**STATED PROBLEM**:
Repeat what the lines below say, word for word, and skip every image.

**GIVEN RECORDS**:
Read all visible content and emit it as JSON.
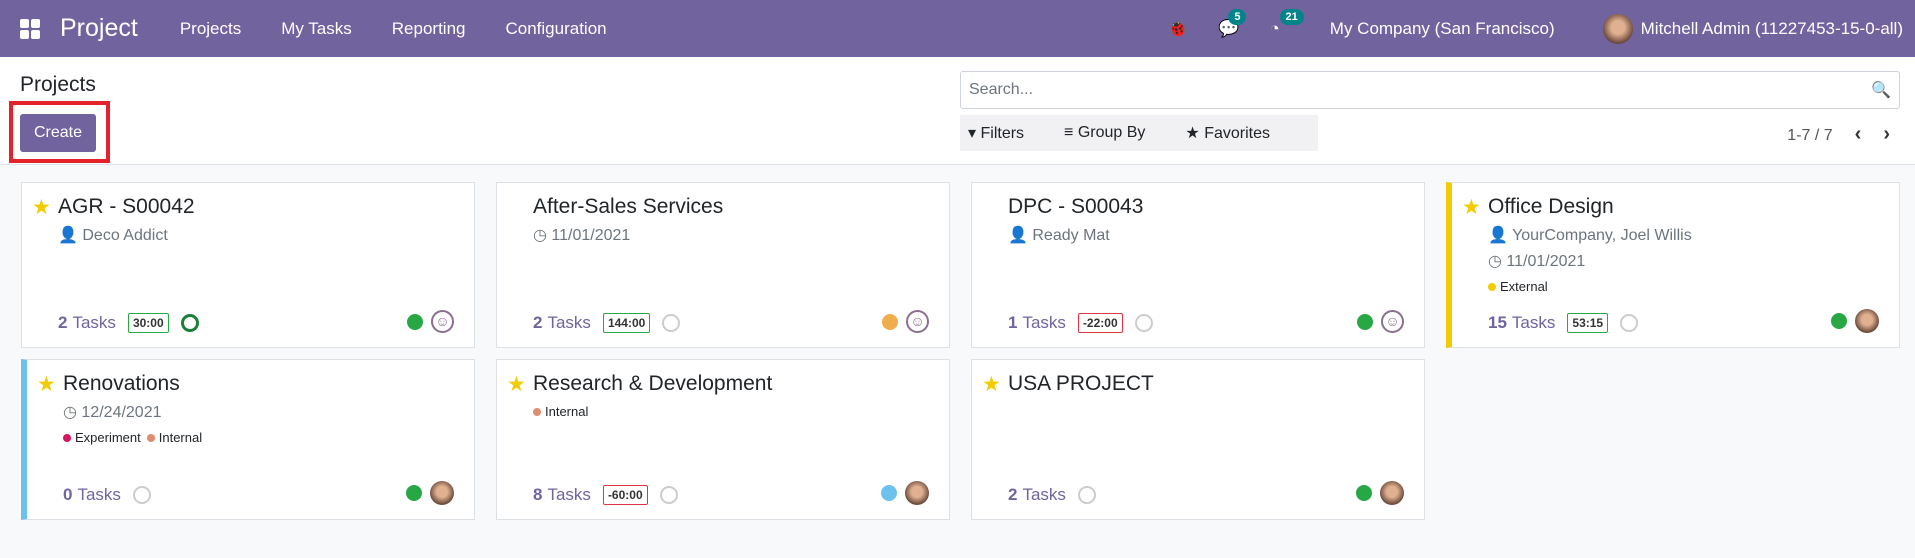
{
  "navbar": {
    "app": "Project",
    "menu": [
      "Projects",
      "My Tasks",
      "Reporting",
      "Configuration"
    ],
    "messages_count": "5",
    "activities_count": "21",
    "company": "My Company (San Francisco)",
    "user": "Mitchell Admin (11227453-15-0-all)"
  },
  "control": {
    "title": "Projects",
    "create": "Create",
    "search_placeholder": "Search...",
    "filters": "Filters",
    "group_by": "Group By",
    "favorites": "Favorites",
    "pager": "1-7 / 7"
  },
  "projects": [
    {
      "name": "AGR - S00042",
      "favorite": true,
      "customer": "Deco Addict",
      "tasks": "2",
      "tasks_label": "Tasks",
      "time": "30:00",
      "status": "#28a745"
    },
    {
      "name": "After-Sales Services",
      "favorite": false,
      "date": "11/01/2021",
      "tasks": "2",
      "tasks_label": "Tasks",
      "time": "144:00",
      "status": "#f0ad4e"
    },
    {
      "name": "DPC - S00043",
      "favorite": false,
      "customer": "Ready Mat",
      "tasks": "1",
      "tasks_label": "Tasks",
      "time": "-22:00",
      "status": "#28a745"
    },
    {
      "name": "Office Design",
      "favorite": true,
      "customer": "YourCompany, Joel Willis",
      "date": "11/01/2021",
      "tags": [
        "External"
      ],
      "tasks": "15",
      "tasks_label": "Tasks",
      "time": "53:15",
      "status": "#28a745",
      "color": "#f3cc00"
    },
    {
      "name": "Renovations",
      "favorite": true,
      "date": "12/24/2021",
      "tags": [
        "Experiment",
        "Internal"
      ],
      "tasks": "0",
      "tasks_label": "Tasks",
      "status": "#28a745",
      "color": "#6cc1ed"
    },
    {
      "name": "Research & Development",
      "favorite": true,
      "tags": [
        "Internal"
      ],
      "tasks": "8",
      "tasks_label": "Tasks",
      "time": "-60:00",
      "status": "#6cc1ed"
    },
    {
      "name": "USA PROJECT",
      "favorite": true,
      "tasks": "2",
      "tasks_label": "Tasks",
      "status": "#28a745"
    }
  ]
}
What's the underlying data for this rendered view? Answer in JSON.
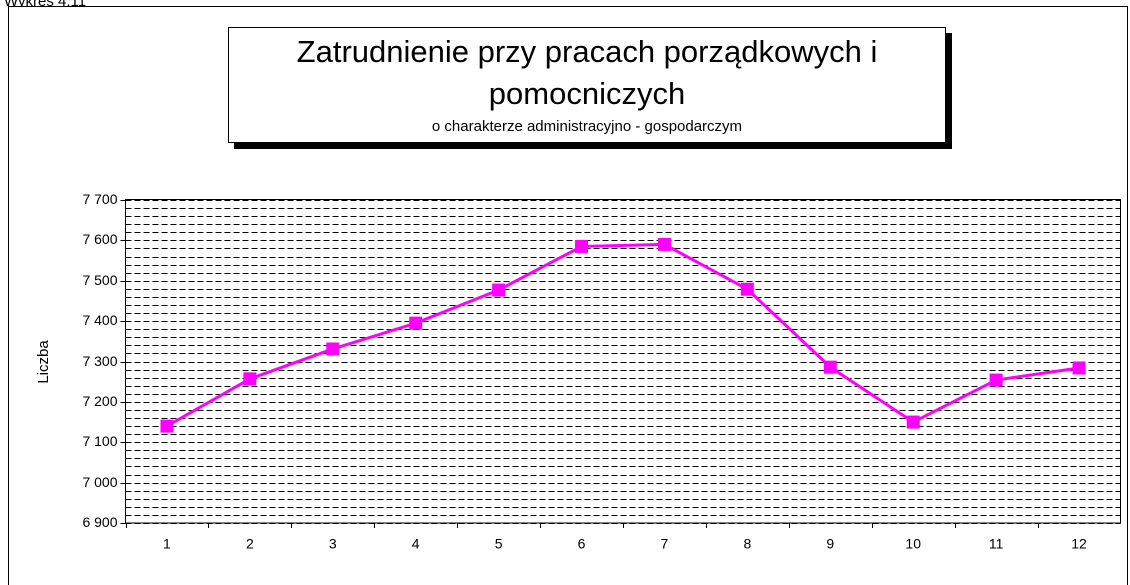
{
  "caption": "Wykres 4.11",
  "chart_data": {
    "type": "line",
    "title": [
      "Zatrudnienie przy pracach porządkowych i",
      "pomocniczych"
    ],
    "subtitle": "o charakterze administracyjno - gospodarczym",
    "y_label": "Liczba",
    "categories": [
      "1",
      "2",
      "3",
      "4",
      "5",
      "6",
      "7",
      "8",
      "9",
      "10",
      "11",
      "12"
    ],
    "series": [
      {
        "name": "Liczba",
        "color": "#ff00ff",
        "values": [
          7140,
          7257,
          7331,
          7395,
          7477,
          7585,
          7590,
          7479,
          7286,
          7150,
          7254,
          7284
        ]
      }
    ],
    "ylim": [
      6900,
      7700
    ],
    "yticks": [
      {
        "value": 6900,
        "label": "6 900"
      },
      {
        "value": 7000,
        "label": "7 000"
      },
      {
        "value": 7100,
        "label": "7 100"
      },
      {
        "value": 7200,
        "label": "7 200"
      },
      {
        "value": 7300,
        "label": "7 300"
      },
      {
        "value": 7400,
        "label": "7 400"
      },
      {
        "value": 7500,
        "label": "7 500"
      },
      {
        "value": 7600,
        "label": "7 600"
      },
      {
        "value": 7700,
        "label": "7 700"
      }
    ],
    "minor_yticks": [
      6920,
      6940,
      6960,
      6980,
      7020,
      7040,
      7060,
      7080,
      7120,
      7140,
      7160,
      7180,
      7220,
      7240,
      7260,
      7280,
      7320,
      7340,
      7360,
      7380,
      7420,
      7440,
      7460,
      7480,
      7520,
      7540,
      7560,
      7580,
      7620,
      7640,
      7660,
      7680
    ],
    "grid": true,
    "grid_style": "dashed"
  }
}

**FULL RESPONSE**:
Read all visible content and emit it as JSON.
{
  "navbar": {
    "app": "Project",
    "menu": [
      "Projects",
      "My Tasks",
      "Reporting",
      "Configuration"
    ],
    "messages_count": "5",
    "activities_count": "21",
    "company": "My Company (San Francisco)",
    "user": "Mitchell Admin (11227453-15-0-all)"
  },
  "control": {
    "title": "Projects",
    "create": "Create",
    "search_placeholder": "Search...",
    "filters": "Filters",
    "group_by": "Group By",
    "favorites": "Favorites",
    "pager": "1-7 / 7"
  },
  "projects": [
    {
      "name": "AGR - S00042",
      "favorite": true,
      "customer": "Deco Addict",
      "tasks": "2",
      "tasks_label": "Tasks",
      "time": "30:00",
      "status": "#28a745"
    },
    {
      "name": "After-Sales Services",
      "favorite": false,
      "date": "11/01/2021",
      "tasks": "2",
      "tasks_label": "Tasks",
      "time": "144:00",
      "status": "#f0ad4e"
    },
    {
      "name": "DPC - S00043",
      "favorite": false,
      "customer": "Ready Mat",
      "tasks": "1",
      "tasks_label": "Tasks",
      "time": "-22:00",
      "status": "#28a745"
    },
    {
      "name": "Office Design",
      "favorite": true,
      "customer": "YourCompany, Joel Willis",
      "date": "11/01/2021",
      "tags": [
        "External"
      ],
      "tasks": "15",
      "tasks_label": "Tasks",
      "time": "53:15",
      "status": "#28a745",
      "color": "#f3cc00"
    },
    {
      "name": "Renovations",
      "favorite": true,
      "date": "12/24/2021",
      "tags": [
        "Experiment",
        "Internal"
      ],
      "tasks": "0",
      "tasks_label": "Tasks",
      "status": "#28a745",
      "color": "#6cc1ed"
    },
    {
      "name": "Research & Development",
      "favorite": true,
      "tags": [
        "Internal"
      ],
      "tasks": "8",
      "tasks_label": "Tasks",
      "time": "-60:00",
      "status": "#6cc1ed"
    },
    {
      "name": "USA PROJECT",
      "favorite": true,
      "tasks": "2",
      "tasks_label": "Tasks",
      "status": "#28a745"
    }
  ]
}
What's the underlying data for this rendered view? Answer in JSON.
{
  "caption": "Wykres 4.11",
  "chart_data": {
    "type": "line",
    "title": [
      "Zatrudnienie przy pracach porządkowych i",
      "pomocniczych"
    ],
    "subtitle": "o charakterze administracyjno - gospodarczym",
    "y_label": "Liczba",
    "categories": [
      "1",
      "2",
      "3",
      "4",
      "5",
      "6",
      "7",
      "8",
      "9",
      "10",
      "11",
      "12"
    ],
    "series": [
      {
        "name": "Liczba",
        "color": "#ff00ff",
        "values": [
          7140,
          7257,
          7331,
          7395,
          7477,
          7585,
          7590,
          7479,
          7286,
          7150,
          7254,
          7284
        ]
      }
    ],
    "ylim": [
      6900,
      7700
    ],
    "yticks": [
      {
        "value": 6900,
        "label": "6 900"
      },
      {
        "value": 7000,
        "label": "7 000"
      },
      {
        "value": 7100,
        "label": "7 100"
      },
      {
        "value": 7200,
        "label": "7 200"
      },
      {
        "value": 7300,
        "label": "7 300"
      },
      {
        "value": 7400,
        "label": "7 400"
      },
      {
        "value": 7500,
        "label": "7 500"
      },
      {
        "value": 7600,
        "label": "7 600"
      },
      {
        "value": 7700,
        "label": "7 700"
      }
    ],
    "minor_yticks": [
      6920,
      6940,
      6960,
      6980,
      7020,
      7040,
      7060,
      7080,
      7120,
      7140,
      7160,
      7180,
      7220,
      7240,
      7260,
      7280,
      7320,
      7340,
      7360,
      7380,
      7420,
      7440,
      7460,
      7480,
      7520,
      7540,
      7560,
      7580,
      7620,
      7640,
      7660,
      7680
    ],
    "grid": true,
    "grid_style": "dashed"
  }
}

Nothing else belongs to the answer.